Reproduce all of the material exactly as shown.

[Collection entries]
+ + + + +

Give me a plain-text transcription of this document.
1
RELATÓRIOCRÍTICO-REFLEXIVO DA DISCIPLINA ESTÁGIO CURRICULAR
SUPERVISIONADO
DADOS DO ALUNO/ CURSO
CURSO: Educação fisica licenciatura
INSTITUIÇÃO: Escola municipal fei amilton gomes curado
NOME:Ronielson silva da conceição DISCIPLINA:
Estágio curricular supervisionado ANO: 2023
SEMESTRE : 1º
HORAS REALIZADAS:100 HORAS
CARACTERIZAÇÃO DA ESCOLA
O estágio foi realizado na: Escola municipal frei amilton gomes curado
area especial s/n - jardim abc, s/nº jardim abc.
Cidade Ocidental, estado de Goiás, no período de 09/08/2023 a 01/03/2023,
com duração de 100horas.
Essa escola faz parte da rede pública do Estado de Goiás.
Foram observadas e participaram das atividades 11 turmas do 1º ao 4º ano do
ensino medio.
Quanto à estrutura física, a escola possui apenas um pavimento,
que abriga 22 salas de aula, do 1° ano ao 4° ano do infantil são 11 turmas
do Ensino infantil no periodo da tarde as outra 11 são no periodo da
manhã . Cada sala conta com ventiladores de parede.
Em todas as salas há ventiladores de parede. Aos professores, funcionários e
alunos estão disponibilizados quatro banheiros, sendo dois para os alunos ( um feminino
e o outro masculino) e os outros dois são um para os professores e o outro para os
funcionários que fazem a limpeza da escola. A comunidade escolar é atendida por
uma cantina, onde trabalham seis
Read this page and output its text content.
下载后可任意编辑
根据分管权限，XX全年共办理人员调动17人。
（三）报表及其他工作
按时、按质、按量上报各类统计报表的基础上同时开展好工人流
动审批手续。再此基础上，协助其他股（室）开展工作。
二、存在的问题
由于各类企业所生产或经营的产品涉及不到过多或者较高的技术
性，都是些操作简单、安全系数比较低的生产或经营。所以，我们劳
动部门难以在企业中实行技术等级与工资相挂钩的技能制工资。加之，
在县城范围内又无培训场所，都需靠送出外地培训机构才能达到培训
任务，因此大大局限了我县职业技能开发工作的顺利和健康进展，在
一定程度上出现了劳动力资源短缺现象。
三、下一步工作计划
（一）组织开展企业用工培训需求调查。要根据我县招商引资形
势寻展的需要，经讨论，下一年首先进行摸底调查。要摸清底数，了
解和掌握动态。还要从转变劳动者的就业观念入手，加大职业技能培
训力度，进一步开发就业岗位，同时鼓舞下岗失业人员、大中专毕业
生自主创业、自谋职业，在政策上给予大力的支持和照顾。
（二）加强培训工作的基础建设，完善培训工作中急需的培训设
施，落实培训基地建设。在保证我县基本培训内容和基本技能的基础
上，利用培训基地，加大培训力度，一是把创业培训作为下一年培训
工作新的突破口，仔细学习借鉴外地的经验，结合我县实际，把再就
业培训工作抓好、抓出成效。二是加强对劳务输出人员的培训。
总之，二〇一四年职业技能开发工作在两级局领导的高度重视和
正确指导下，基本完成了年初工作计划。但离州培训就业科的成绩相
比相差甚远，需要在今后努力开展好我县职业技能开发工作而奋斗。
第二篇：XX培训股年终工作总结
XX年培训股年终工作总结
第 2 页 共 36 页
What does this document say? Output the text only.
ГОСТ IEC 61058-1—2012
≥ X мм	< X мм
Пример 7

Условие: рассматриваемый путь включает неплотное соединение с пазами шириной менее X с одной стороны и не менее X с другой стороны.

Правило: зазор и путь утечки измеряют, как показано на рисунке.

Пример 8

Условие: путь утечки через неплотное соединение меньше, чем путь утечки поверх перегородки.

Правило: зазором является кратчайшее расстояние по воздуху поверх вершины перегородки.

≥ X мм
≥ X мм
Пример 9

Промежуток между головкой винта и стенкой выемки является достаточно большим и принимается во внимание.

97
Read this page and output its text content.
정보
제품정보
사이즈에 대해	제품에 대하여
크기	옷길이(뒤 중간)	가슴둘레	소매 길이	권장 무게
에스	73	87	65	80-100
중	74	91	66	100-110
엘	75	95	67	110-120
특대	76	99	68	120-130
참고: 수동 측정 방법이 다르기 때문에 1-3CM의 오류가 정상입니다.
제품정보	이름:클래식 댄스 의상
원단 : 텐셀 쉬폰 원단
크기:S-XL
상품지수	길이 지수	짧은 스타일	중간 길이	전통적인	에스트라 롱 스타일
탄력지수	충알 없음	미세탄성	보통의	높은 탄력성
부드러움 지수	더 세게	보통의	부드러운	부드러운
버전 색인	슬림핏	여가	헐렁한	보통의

+ + + + +

**Response**
Give me a plain-text transcription of this document.
1
RELATÓRIOCRÍTICO-REFLEXIVO DA DISCIPLINA ESTÁGIO CURRICULAR
SUPERVISIONADO
DADOS DO ALUNO/ CURSO
CURSO: Educação fisica licenciatura
INSTITUIÇÃO: Escola municipal fei amilton gomes curado
NOME:Ronielson silva da conceição DISCIPLINA:
Estágio curricular supervisionado ANO: 2023
SEMESTRE : 1º
HORAS REALIZADAS:100 HORAS
CARACTERIZAÇÃO DA ESCOLA
O estágio foi realizado na: Escola municipal frei amilton gomes curado
area especial s/n - jardim abc, s/nº jardim abc.
Cidade Ocidental, estado de Goiás, no período de 09/08/2023 a 01/03/2023,
com duração de 100horas.
Essa escola faz parte da rede pública do Estado de Goiás.
Foram observadas e participaram das atividades 11 turmas do 1º ao 4º ano do
ensino medio.
Quanto à estrutura física, a escola possui apenas um pavimento,
que abriga 22 salas de aula, do 1° ano ao 4° ano do infantil são 11 turmas
do Ensino infantil no periodo da tarde as outra 11 são no periodo da
manhã . Cada sala conta com ventiladores de parede.
Em todas as salas há ventiladores de parede. Aos professores, funcionários e
alunos estão disponibilizados quatro banheiros, sendo dois para os alunos ( um feminino
e o outro masculino) e os outros dois são um para os professores e o outro para os
funcionários que fazem a limpeza da escola. A comunidade escolar é atendida por
uma cantina, onde trabalham seis
Read this page and output its text content.
下载后可任意编辑
根据分管权限，XX全年共办理人员调动17人。
（三）报表及其他工作
按时、按质、按量上报各类统计报表的基础上同时开展好工人流
动审批手续。再此基础上，协助其他股（室）开展工作。
二、存在的问题
由于各类企业所生产或经营的产品涉及不到过多或者较高的技术
性，都是些操作简单、安全系数比较低的生产或经营。所以，我们劳
动部门难以在企业中实行技术等级与工资相挂钩的技能制工资。加之，
在县城范围内又无培训场所，都需靠送出外地培训机构才能达到培训
任务，因此大大局限了我县职业技能开发工作的顺利和健康进展，在
一定程度上出现了劳动力资源短缺现象。
三、下一步工作计划
（一）组织开展企业用工培训需求调查。要根据我县招商引资形
势寻展的需要，经讨论，下一年首先进行摸底调查。要摸清底数，了
解和掌握动态。还要从转变劳动者的就业观念入手，加大职业技能培
训力度，进一步开发就业岗位，同时鼓舞下岗失业人员、大中专毕业
生自主创业、自谋职业，在政策上给予大力的支持和照顾。
（二）加强培训工作的基础建设，完善培训工作中急需的培训设
施，落实培训基地建设。在保证我县基本培训内容和基本技能的基础
上，利用培训基地，加大培训力度，一是把创业培训作为下一年培训
工作新的突破口，仔细学习借鉴外地的经验，结合我县实际，把再就
业培训工作抓好、抓出成效。二是加强对劳务输出人员的培训。
总之，二〇一四年职业技能开发工作在两级局领导的高度重视和
正确指导下，基本完成了年初工作计划。但离州培训就业科的成绩相
比相差甚远，需要在今后努力开展好我县职业技能开发工作而奋斗。
第二篇：XX培训股年终工作总结
XX年培训股年终工作总结
第 2 页 共 36 页
What does this document say? Output the text only.
ГОСТ IEC 61058-1—2012
≥ X мм	< X мм
Пример 7

Условие: рассматриваемый путь включает неплотное соединение с пазами шириной менее X с одной стороны и не менее X с другой стороны.

Правило: зазор и путь утечки измеряют, как показано на рисунке.

Пример 8

Условие: путь утечки через неплотное соединение меньше, чем путь утечки поверх перегородки.

Правило: зазором является кратчайшее расстояние по воздуху поверх вершины перегородки.

≥ X мм
≥ X мм
Пример 9

Промежуток между головкой винта и стенкой выемки является достаточно большим и принимается во внимание.

97
Read this page and output its text content.
정보
제품정보
사이즈에 대해	제품에 대하여
크기	옷길이(뒤 중간)	가슴둘레	소매 길이	권장 무게
에스	73	87	65	80-100
중	74	91	66	100-110
엘	75	95	67	110-120
특대	76	99	68	120-130
참고: 수동 측정 방법이 다르기 때문에 1-3CM의 오류가 정상입니다.
제품정보	이름:클래식 댄스 의상
원단 : 텐셀 쉬폰 원단
크기:S-XL
상품지수	길이 지수	짧은 스타일	중간 길이	전통적인	에스트라 롱 스타일
탄력지수	충알 없음	미세탄성	보통의	높은 탄력성
부드러움 지수	더 세게	보통의	부드러운	부드러운
버전 색인	슬림핏	여가	헐렁한	보통의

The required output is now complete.